» **TASK BRIEF**
Below you will find a set of lines. Repeat them all exactly.

» **Collected data**
....
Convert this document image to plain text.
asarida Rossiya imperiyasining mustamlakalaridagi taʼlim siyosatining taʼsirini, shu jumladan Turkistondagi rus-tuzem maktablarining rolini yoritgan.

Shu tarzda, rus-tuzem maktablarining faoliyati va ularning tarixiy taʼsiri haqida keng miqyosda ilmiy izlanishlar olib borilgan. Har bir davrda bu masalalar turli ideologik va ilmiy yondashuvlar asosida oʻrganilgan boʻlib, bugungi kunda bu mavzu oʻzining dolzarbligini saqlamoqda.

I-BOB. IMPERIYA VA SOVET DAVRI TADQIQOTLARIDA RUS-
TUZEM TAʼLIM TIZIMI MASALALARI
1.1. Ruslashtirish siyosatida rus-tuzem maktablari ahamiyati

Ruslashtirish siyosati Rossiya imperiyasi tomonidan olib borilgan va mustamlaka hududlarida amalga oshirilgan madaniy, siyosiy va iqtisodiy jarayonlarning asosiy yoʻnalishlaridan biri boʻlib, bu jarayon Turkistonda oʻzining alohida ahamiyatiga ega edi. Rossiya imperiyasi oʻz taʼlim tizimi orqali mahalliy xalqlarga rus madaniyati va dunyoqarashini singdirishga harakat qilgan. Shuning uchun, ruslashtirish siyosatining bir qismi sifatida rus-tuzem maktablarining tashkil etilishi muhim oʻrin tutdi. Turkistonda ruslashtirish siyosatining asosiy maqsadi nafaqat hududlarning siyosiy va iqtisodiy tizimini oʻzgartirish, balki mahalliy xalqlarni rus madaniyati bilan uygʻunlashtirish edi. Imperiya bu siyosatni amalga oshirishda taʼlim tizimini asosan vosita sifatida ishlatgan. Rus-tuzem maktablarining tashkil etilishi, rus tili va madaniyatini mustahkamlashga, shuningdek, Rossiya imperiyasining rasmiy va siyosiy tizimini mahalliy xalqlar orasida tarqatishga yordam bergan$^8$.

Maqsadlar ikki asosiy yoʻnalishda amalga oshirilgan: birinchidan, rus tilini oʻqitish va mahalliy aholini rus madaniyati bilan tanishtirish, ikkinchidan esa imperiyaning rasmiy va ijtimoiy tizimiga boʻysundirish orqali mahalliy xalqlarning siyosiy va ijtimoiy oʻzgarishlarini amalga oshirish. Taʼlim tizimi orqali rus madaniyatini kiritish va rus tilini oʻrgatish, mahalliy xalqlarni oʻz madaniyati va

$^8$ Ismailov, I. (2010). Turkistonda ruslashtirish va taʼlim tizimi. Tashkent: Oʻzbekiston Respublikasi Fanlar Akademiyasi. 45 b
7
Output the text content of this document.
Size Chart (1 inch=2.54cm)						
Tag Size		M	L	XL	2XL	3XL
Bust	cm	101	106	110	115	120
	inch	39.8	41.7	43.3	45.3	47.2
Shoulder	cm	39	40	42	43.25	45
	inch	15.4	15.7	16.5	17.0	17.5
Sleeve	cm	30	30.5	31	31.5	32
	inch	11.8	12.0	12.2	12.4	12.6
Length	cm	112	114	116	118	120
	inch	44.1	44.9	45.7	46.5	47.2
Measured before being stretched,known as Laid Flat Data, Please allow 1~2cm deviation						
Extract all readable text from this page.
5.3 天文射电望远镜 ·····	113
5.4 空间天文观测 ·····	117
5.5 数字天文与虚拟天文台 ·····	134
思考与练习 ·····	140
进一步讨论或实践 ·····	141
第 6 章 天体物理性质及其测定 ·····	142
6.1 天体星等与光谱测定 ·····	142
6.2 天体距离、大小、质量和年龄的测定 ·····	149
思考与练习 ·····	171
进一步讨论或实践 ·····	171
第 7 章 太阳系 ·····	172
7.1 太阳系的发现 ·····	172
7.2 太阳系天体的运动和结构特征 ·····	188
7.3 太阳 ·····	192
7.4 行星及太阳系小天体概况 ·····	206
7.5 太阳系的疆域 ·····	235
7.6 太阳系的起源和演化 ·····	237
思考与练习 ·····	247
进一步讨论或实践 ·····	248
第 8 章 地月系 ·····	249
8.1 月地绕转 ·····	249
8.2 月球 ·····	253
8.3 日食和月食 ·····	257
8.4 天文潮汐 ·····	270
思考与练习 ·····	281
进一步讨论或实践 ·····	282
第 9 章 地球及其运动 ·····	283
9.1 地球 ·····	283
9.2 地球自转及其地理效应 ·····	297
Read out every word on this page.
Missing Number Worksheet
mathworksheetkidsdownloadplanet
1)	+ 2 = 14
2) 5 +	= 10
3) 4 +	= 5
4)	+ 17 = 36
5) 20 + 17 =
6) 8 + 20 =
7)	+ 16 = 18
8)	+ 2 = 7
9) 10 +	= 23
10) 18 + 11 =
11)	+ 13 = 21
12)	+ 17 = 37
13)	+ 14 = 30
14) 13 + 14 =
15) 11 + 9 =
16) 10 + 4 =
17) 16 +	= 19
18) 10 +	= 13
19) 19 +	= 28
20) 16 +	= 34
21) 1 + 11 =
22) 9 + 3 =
....
» **EXPECTED OUTPUT**
Convert this document image to plain text.
asarida Rossiya imperiyasining mustamlakalaridagi taʼlim siyosatining taʼsirini, shu jumladan Turkistondagi rus-tuzem maktablarining rolini yoritgan.

Shu tarzda, rus-tuzem maktablarining faoliyati va ularning tarixiy taʼsiri haqida keng miqyosda ilmiy izlanishlar olib borilgan. Har bir davrda bu masalalar turli ideologik va ilmiy yondashuvlar asosida oʻrganilgan boʻlib, bugungi kunda bu mavzu oʻzining dolzarbligini saqlamoqda.

I-BOB. IMPERIYA VA SOVET DAVRI TADQIQOTLARIDA RUS-
TUZEM TAʼLIM TIZIMI MASALALARI
1.1. Ruslashtirish siyosatida rus-tuzem maktablari ahamiyati

Ruslashtirish siyosati Rossiya imperiyasi tomonidan olib borilgan va mustamlaka hududlarida amalga oshirilgan madaniy, siyosiy va iqtisodiy jarayonlarning asosiy yoʻnalishlaridan biri boʻlib, bu jarayon Turkistonda oʻzining alohida ahamiyatiga ega edi. Rossiya imperiyasi oʻz taʼlim tizimi orqali mahalliy xalqlarga rus madaniyati va dunyoqarashini singdirishga harakat qilgan. Shuning uchun, ruslashtirish siyosatining bir qismi sifatida rus-tuzem maktablarining tashkil etilishi muhim oʻrin tutdi. Turkistonda ruslashtirish siyosatining asosiy maqsadi nafaqat hududlarning siyosiy va iqtisodiy tizimini oʻzgartirish, balki mahalliy xalqlarni rus madaniyati bilan uygʻunlashtirish edi. Imperiya bu siyosatni amalga oshirishda taʼlim tizimini asosan vosita sifatida ishlatgan. Rus-tuzem maktablarining tashkil etilishi, rus tili va madaniyatini mustahkamlashga, shuningdek, Rossiya imperiyasining rasmiy va siyosiy tizimini mahalliy xalqlar orasida tarqatishga yordam bergan$^8$.

Maqsadlar ikki asosiy yoʻnalishda amalga oshirilgan: birinchidan, rus tilini oʻqitish va mahalliy aholini rus madaniyati bilan tanishtirish, ikkinchidan esa imperiyaning rasmiy va ijtimoiy tizimiga boʻysundirish orqali mahalliy xalqlarning siyosiy va ijtimoiy oʻzgarishlarini amalga oshirish. Taʼlim tizimi orqali rus madaniyatini kiritish va rus tilini oʻrgatish, mahalliy xalqlarni oʻz madaniyati va

$^8$ Ismailov, I. (2010). Turkistonda ruslashtirish va taʼlim tizimi. Tashkent: Oʻzbekiston Respublikasi Fanlar Akademiyasi. 45 b
7
Output the text content of this document.
Size Chart (1 inch=2.54cm)						
Tag Size		M	L	XL	2XL	3XL
Bust	cm	101	106	110	115	120
	inch	39.8	41.7	43.3	45.3	47.2
Shoulder	cm	39	40	42	43.25	45
	inch	15.4	15.7	16.5	17.0	17.5
Sleeve	cm	30	30.5	31	31.5	32
	inch	11.8	12.0	12.2	12.4	12.6
Length	cm	112	114	116	118	120
	inch	44.1	44.9	45.7	46.5	47.2
Measured before being stretched,known as Laid Flat Data, Please allow 1~2cm deviation						
Extract all readable text from this page.
5.3 天文射电望远镜 ·····	113
5.4 空间天文观测 ·····	117
5.5 数字天文与虚拟天文台 ·····	134
思考与练习 ·····	140
进一步讨论或实践 ·····	141
第 6 章 天体物理性质及其测定 ·····	142
6.1 天体星等与光谱测定 ·····	142
6.2 天体距离、大小、质量和年龄的测定 ·····	149
思考与练习 ·····	171
进一步讨论或实践 ·····	171
第 7 章 太阳系 ·····	172
7.1 太阳系的发现 ·····	172
7.2 太阳系天体的运动和结构特征 ·····	188
7.3 太阳 ·····	192
7.4 行星及太阳系小天体概况 ·····	206
7.5 太阳系的疆域 ·····	235
7.6 太阳系的起源和演化 ·····	237
思考与练习 ·····	247
进一步讨论或实践 ·····	248
第 8 章 地月系 ·····	249
8.1 月地绕转 ·····	249
8.2 月球 ·····	253
8.3 日食和月食 ·····	257
8.4 天文潮汐 ·····	270
思考与练习 ·····	281
进一步讨论或实践 ·····	282
第 9 章 地球及其运动 ·····	283
9.1 地球 ·····	283
9.2 地球自转及其地理效应 ·····	297
Read out every word on this page.
Missing Number Worksheet
mathworksheetkidsdownloadplanet
1)	+ 2 = 14
2) 5 +	= 10
3) 4 +	= 5
4)	+ 17 = 36
5) 20 + 17 =
6) 8 + 20 =
7)	+ 16 = 18
8)	+ 2 = 7
9) 10 +	= 23
10) 18 + 11 =
11)	+ 13 = 21
12)	+ 17 = 37
13)	+ 14 = 30
14) 13 + 14 =
15) 11 + 9 =
16) 10 + 4 =
17) 16 +	= 19
18) 10 +	= 13
19) 19 +	= 28
20) 16 +	= 34
21) 1 + 11 =
22) 9 + 3 =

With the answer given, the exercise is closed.